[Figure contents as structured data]
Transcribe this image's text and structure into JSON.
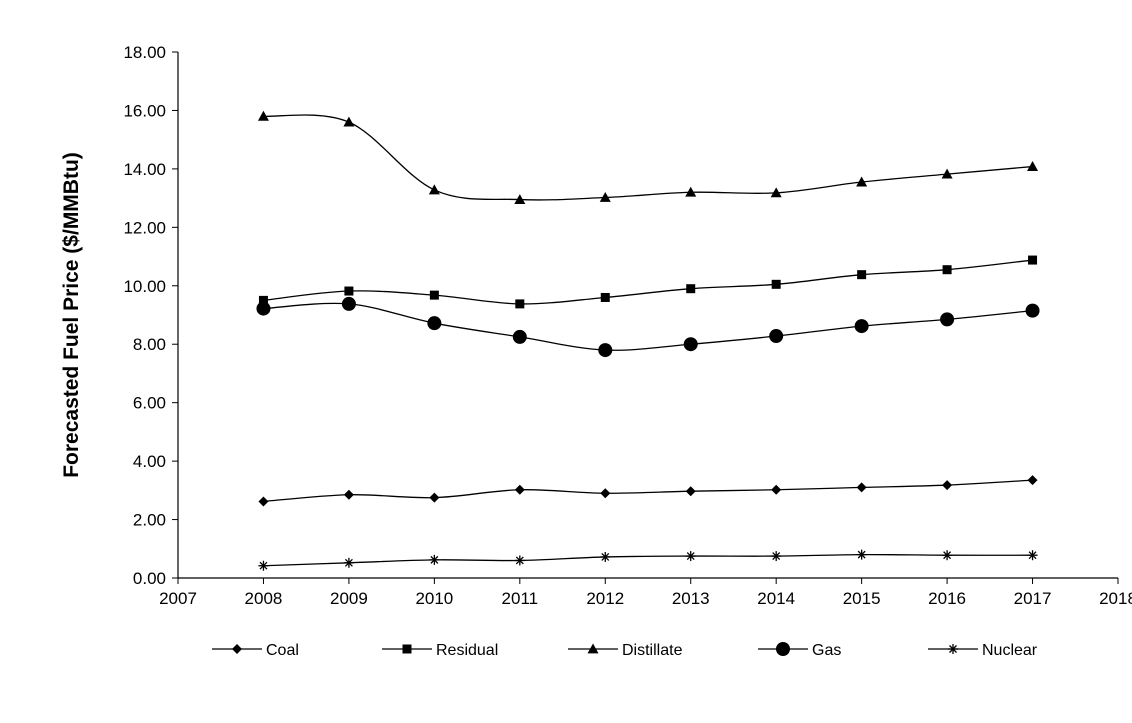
{
  "chart_data": {
    "type": "line",
    "title": "",
    "xlabel": "",
    "ylabel": "Forecasted Fuel Price ($/MMBtu)",
    "xlim": [
      2007,
      2018
    ],
    "ylim": [
      0,
      18
    ],
    "x_ticks": [
      "2007",
      "2008",
      "2009",
      "2010",
      "2011",
      "2012",
      "2013",
      "2014",
      "2015",
      "2016",
      "2017",
      "2018"
    ],
    "y_ticks": [
      "0.00",
      "2.00",
      "4.00",
      "6.00",
      "8.00",
      "10.00",
      "12.00",
      "14.00",
      "16.00",
      "18.00"
    ],
    "x": [
      2008,
      2009,
      2010,
      2011,
      2012,
      2013,
      2014,
      2015,
      2016,
      2017
    ],
    "grid": false,
    "legend_position": "bottom",
    "series": [
      {
        "name": "Coal",
        "marker": "diamond",
        "values": [
          2.62,
          2.85,
          2.75,
          3.02,
          2.9,
          2.97,
          3.02,
          3.1,
          3.18,
          3.35
        ]
      },
      {
        "name": "Residual",
        "marker": "square",
        "values": [
          9.5,
          9.82,
          9.68,
          9.38,
          9.6,
          9.9,
          10.05,
          10.38,
          10.55,
          10.88
        ]
      },
      {
        "name": "Distillate",
        "marker": "triangle",
        "values": [
          15.8,
          15.6,
          13.28,
          12.95,
          13.02,
          13.2,
          13.18,
          13.55,
          13.82,
          14.08
        ]
      },
      {
        "name": "Gas",
        "marker": "circle",
        "values": [
          9.22,
          9.38,
          8.72,
          8.25,
          7.8,
          8.0,
          8.28,
          8.62,
          8.85,
          9.15
        ]
      },
      {
        "name": "Nuclear",
        "marker": "asterisk",
        "values": [
          0.42,
          0.52,
          0.62,
          0.6,
          0.72,
          0.75,
          0.75,
          0.8,
          0.78,
          0.78
        ]
      }
    ]
  }
}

- **Short exercise**
Transcribe all the data word for word; the images stay out.

- **Task result**
Transcribe this image's text and structure into JSON.
{
  "chart_data": {
    "type": "line",
    "title": "",
    "xlabel": "",
    "ylabel": "Forecasted Fuel Price ($/MMBtu)",
    "xlim": [
      2007,
      2018
    ],
    "ylim": [
      0,
      18
    ],
    "x_ticks": [
      "2007",
      "2008",
      "2009",
      "2010",
      "2011",
      "2012",
      "2013",
      "2014",
      "2015",
      "2016",
      "2017",
      "2018"
    ],
    "y_ticks": [
      "0.00",
      "2.00",
      "4.00",
      "6.00",
      "8.00",
      "10.00",
      "12.00",
      "14.00",
      "16.00",
      "18.00"
    ],
    "x": [
      2008,
      2009,
      2010,
      2011,
      2012,
      2013,
      2014,
      2015,
      2016,
      2017
    ],
    "grid": false,
    "legend_position": "bottom",
    "series": [
      {
        "name": "Coal",
        "marker": "diamond",
        "values": [
          2.62,
          2.85,
          2.75,
          3.02,
          2.9,
          2.97,
          3.02,
          3.1,
          3.18,
          3.35
        ]
      },
      {
        "name": "Residual",
        "marker": "square",
        "values": [
          9.5,
          9.82,
          9.68,
          9.38,
          9.6,
          9.9,
          10.05,
          10.38,
          10.55,
          10.88
        ]
      },
      {
        "name": "Distillate",
        "marker": "triangle",
        "values": [
          15.8,
          15.6,
          13.28,
          12.95,
          13.02,
          13.2,
          13.18,
          13.55,
          13.82,
          14.08
        ]
      },
      {
        "name": "Gas",
        "marker": "circle",
        "values": [
          9.22,
          9.38,
          8.72,
          8.25,
          7.8,
          8.0,
          8.28,
          8.62,
          8.85,
          9.15
        ]
      },
      {
        "name": "Nuclear",
        "marker": "asterisk",
        "values": [
          0.42,
          0.52,
          0.62,
          0.6,
          0.72,
          0.75,
          0.75,
          0.8,
          0.78,
          0.78
        ]
      }
    ]
  }
}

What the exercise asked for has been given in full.